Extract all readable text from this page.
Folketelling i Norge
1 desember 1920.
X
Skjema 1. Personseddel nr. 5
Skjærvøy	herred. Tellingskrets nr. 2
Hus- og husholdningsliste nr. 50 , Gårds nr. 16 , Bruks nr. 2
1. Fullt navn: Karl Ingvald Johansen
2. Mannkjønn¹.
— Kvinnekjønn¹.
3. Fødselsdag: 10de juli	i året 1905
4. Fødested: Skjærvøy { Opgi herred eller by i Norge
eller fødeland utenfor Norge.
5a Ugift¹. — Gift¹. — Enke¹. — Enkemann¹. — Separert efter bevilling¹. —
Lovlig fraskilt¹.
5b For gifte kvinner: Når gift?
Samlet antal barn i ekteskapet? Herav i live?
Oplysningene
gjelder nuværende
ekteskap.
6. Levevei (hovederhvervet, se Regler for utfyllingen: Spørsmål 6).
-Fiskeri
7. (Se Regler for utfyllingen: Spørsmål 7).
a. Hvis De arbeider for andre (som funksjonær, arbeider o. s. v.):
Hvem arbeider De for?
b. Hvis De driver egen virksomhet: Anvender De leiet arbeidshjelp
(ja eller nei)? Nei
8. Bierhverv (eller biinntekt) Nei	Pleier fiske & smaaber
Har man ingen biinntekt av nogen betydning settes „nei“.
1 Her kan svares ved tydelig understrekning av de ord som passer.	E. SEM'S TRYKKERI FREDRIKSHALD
● ● ● ● ●
Repeat the material above in full, exactly as it stands.

Extract all readable text from this page.
Folketelling i Norge
1 desember 1920.
X
Skjema 1. Personseddel nr. 5
Skjærvøy	herred. Tellingskrets nr. 2
Hus- og husholdningsliste nr. 50 , Gårds nr. 16 , Bruks nr. 2
1. Fullt navn: Karl Ingvald Johansen
2. Mannkjønn¹.
— Kvinnekjønn¹.
3. Fødselsdag: 10de juli	i året 1905
4. Fødested: Skjærvøy { Opgi herred eller by i Norge
eller fødeland utenfor Norge.
5a Ugift¹. — Gift¹. — Enke¹. — Enkemann¹. — Separert efter bevilling¹. —
Lovlig fraskilt¹.
5b For gifte kvinner: Når gift?
Samlet antal barn i ekteskapet? Herav i live?
Oplysningene
gjelder nuværende
ekteskap.
6. Levevei (hovederhvervet, se Regler for utfyllingen: Spørsmål 6).
-Fiskeri
7. (Se Regler for utfyllingen: Spørsmål 7).
a. Hvis De arbeider for andre (som funksjonær, arbeider o. s. v.):
Hvem arbeider De for?
b. Hvis De driver egen virksomhet: Anvender De leiet arbeidshjelp
(ja eller nei)? Nei
8. Bierhverv (eller biinntekt) Nei	Pleier fiske & smaaber
Har man ingen biinntekt av nogen betydning settes „nei“.
1 Her kan svares ved tydelig understrekning av de ord som passer.	E. SEM'S TRYKKERI FREDRIKSHALD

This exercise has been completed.